_Текстовый фрагмент_:
--------

Выбрать главу

На пруду были острова, очень красивые, и лодочная станция. А на том берегу пруда, где был парк – на другом берегу раньше ничего не было, а затем расположились пригородные рабочие районы – был так называемый Грот, искусственный холм, в котором были вырыты неизвестного назначения помещения, вход в которые помещался между коротких каменных колонн. До революции, но уже много времени спустя после постройки грота, его помещениям было найдено назначение, сделавшее это место знаменитым и в истории, и в русской литературе. Там группа тогдашних террористов, которыми руководил небезызвестный Нечаев, казнила – повесила – студента Иванова, обвинённого в предательстве. Случай этот описан, с соответствующим изменением имен, в романе Достоевского «Бесы». Там казнь происходит скорее всего потому, что надо «скрепить кровью» общество заговорщиков, а не потому, что казнимый в самом деле их предал. Кажется, так действительно и было. А то с чего он Достоевскому, ныне провозглашённому реалистом (а он им и был, но не таким, какими были другие, ходившие в реалистах, когда Достоевского числили в реакционерах-мистиках) было бы такое придумывать. Словом, романтики вокруг хватало.

После революции, когда нельзя было сохранить в названии академии имя царя, она была переименована в честь Климента Аркадьевича Тимирязева, профессора академии и выдающегося ученого в области фотосинтеза у растений. Среди профессуры было много известных имен: академик Прянишников, агрохимик, которого в хрущевские времена изображали борцом за правильную, с применением удобрений, систему земледелия и против академика Вильямса (тот факт, что не только оба академика, но и их сыновья, мой отец и Николай Дмитриевич Прянишников, тоже профессор химии, были теснейшими друзьями, во внимание не принимался, так как им полагалось быть врагами), химик академик Демьянов, учитель отца, зоолог и член-корреспондент Академии наук СССР Кулагин, профессора Талиев, Харченко и Худяков (последний был блестящий лектор и ещё славился тем, что перед лекцией публично выпивал стакан водки), ученики деда профессора Бушинский и Чижевский, и многие другие. Мне вдруг пришло в голову, что ведь Бушинский и Чижевский были серьёзными учёными, а как же так? они ученики деда, значит, травопольщики, враги народа? А, всё ясно: агенты иностранных разведок. Ещё необходимо упомянуть профессора Петра Михайловича Жуковского, позже каявшегося на сессии ВАСХНИЛ. Это был во всех отношениях блестящий человек, хотя был маленького роста. А его сын Алёша, впоследствии лётчик, Герой Советского Союза, был рослым красавцем, совершенно неотразимым для красавиц. С ним мог конкурировать только один парень. Очень похоже, что имя этого парня знает сейчас весь мир, и рассказывая об академии, нельзя его не упомянуть.

--------

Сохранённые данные

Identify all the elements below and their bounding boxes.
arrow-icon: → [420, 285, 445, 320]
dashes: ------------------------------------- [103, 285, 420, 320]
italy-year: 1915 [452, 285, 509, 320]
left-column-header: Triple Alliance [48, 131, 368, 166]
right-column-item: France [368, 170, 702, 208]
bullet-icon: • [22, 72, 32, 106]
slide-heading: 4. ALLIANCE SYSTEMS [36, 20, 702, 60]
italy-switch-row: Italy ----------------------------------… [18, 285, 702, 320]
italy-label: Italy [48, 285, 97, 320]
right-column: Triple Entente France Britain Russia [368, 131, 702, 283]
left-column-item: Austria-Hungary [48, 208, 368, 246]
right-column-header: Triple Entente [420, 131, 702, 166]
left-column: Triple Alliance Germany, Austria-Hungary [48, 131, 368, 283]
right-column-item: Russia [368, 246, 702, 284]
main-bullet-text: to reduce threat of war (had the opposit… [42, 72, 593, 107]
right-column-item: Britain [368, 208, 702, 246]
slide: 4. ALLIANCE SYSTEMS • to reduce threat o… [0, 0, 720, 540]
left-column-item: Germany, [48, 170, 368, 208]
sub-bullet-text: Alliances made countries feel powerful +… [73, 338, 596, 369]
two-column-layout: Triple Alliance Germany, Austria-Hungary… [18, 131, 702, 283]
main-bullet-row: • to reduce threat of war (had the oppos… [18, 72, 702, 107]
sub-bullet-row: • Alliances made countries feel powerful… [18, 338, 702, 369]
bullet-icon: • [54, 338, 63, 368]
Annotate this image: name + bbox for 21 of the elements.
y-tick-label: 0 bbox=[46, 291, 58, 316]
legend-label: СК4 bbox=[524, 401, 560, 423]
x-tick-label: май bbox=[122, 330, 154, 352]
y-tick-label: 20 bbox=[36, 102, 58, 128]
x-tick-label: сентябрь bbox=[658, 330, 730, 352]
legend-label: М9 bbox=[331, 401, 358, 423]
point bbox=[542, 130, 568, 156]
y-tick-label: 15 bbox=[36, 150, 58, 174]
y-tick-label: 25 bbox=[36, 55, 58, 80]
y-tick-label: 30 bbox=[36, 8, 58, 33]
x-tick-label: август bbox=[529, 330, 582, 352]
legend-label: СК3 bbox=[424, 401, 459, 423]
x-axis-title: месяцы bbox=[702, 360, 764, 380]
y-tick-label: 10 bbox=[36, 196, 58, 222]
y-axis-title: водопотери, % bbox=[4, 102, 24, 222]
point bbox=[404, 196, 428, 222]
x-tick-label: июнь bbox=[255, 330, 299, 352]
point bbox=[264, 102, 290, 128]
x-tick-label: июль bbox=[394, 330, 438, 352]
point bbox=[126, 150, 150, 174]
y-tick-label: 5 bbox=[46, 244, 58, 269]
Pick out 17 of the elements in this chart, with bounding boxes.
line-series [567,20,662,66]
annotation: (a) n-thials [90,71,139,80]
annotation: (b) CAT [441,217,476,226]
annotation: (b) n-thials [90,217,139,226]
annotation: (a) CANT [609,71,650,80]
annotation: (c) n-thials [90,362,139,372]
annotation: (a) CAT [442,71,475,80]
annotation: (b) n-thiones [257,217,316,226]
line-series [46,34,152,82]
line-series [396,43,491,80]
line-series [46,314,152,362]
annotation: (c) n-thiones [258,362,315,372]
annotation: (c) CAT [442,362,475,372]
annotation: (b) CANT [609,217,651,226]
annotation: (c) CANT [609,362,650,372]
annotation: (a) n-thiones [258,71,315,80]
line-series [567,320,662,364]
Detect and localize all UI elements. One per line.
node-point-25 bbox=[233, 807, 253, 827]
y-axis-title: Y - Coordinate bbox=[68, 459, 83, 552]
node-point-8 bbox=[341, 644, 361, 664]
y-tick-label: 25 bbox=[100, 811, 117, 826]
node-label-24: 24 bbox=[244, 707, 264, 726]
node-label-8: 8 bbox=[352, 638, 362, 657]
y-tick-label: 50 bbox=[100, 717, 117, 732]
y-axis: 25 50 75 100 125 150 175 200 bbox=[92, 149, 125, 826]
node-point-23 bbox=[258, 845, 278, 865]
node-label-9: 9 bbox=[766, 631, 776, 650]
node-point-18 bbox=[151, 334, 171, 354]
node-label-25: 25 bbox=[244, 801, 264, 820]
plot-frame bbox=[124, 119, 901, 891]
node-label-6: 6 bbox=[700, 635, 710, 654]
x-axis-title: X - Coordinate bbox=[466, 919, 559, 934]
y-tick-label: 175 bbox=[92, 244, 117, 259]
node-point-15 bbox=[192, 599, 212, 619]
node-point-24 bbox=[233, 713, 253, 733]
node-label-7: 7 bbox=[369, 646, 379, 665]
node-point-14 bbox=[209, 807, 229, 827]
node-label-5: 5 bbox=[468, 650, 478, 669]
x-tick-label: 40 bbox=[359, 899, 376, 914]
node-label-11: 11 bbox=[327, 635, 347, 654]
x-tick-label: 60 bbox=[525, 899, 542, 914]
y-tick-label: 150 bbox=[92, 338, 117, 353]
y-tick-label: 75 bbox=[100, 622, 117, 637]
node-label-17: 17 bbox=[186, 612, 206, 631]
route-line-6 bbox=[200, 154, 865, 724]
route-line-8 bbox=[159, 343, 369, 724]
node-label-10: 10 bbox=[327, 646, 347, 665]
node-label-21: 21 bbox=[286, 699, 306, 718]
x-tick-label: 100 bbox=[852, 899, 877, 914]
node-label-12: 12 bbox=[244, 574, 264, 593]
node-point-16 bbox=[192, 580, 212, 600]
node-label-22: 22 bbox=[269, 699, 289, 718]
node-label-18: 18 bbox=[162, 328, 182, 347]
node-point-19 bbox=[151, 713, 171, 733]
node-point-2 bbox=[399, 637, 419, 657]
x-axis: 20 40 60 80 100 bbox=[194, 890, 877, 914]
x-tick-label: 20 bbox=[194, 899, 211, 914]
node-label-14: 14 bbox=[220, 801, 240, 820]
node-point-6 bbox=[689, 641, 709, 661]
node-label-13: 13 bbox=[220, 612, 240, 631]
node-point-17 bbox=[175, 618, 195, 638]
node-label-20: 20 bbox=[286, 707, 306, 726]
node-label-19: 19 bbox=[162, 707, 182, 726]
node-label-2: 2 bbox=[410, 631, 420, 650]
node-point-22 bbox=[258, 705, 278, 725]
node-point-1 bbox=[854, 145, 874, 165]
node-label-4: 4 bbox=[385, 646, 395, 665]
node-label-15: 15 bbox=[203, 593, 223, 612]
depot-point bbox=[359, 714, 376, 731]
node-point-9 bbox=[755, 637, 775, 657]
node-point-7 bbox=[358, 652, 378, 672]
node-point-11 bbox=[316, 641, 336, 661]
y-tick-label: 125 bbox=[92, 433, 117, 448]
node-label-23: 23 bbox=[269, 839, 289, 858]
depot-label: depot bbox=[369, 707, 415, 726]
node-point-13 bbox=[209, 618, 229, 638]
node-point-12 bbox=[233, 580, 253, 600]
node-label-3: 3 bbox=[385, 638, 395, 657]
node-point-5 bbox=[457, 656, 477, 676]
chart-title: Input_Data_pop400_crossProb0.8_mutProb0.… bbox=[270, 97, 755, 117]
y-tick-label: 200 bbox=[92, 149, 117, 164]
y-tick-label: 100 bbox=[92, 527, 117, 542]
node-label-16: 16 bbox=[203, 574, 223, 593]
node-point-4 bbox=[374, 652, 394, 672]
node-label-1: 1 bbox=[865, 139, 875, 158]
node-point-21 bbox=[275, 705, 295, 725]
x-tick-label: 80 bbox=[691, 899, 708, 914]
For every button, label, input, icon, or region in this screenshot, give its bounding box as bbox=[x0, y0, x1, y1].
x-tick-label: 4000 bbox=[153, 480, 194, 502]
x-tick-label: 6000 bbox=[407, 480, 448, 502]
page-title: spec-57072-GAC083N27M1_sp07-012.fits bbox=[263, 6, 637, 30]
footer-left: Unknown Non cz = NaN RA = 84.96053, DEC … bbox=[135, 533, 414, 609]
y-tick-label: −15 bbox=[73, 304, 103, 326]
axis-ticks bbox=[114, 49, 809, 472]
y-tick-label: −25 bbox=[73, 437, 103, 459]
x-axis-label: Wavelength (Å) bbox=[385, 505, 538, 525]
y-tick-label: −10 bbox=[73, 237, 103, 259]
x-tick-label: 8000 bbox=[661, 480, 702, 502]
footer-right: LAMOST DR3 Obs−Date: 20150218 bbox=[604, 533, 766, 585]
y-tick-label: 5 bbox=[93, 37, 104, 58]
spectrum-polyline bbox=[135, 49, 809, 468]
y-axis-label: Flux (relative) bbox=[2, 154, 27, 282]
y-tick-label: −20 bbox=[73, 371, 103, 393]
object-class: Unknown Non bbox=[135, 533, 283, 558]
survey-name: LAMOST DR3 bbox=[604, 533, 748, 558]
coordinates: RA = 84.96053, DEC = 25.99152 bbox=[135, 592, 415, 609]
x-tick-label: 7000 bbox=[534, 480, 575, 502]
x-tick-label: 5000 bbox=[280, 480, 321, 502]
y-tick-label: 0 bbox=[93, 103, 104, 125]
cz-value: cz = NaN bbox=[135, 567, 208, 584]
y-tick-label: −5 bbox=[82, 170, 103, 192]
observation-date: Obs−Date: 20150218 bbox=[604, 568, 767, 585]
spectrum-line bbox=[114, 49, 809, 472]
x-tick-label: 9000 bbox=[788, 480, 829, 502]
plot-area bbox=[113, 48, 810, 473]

--------

_Условие задачи_: Перечислите всех людей, которых текст об академии называет словом «академик».

_Письменное решение_: Прянишников, Вильямс, Демьянов.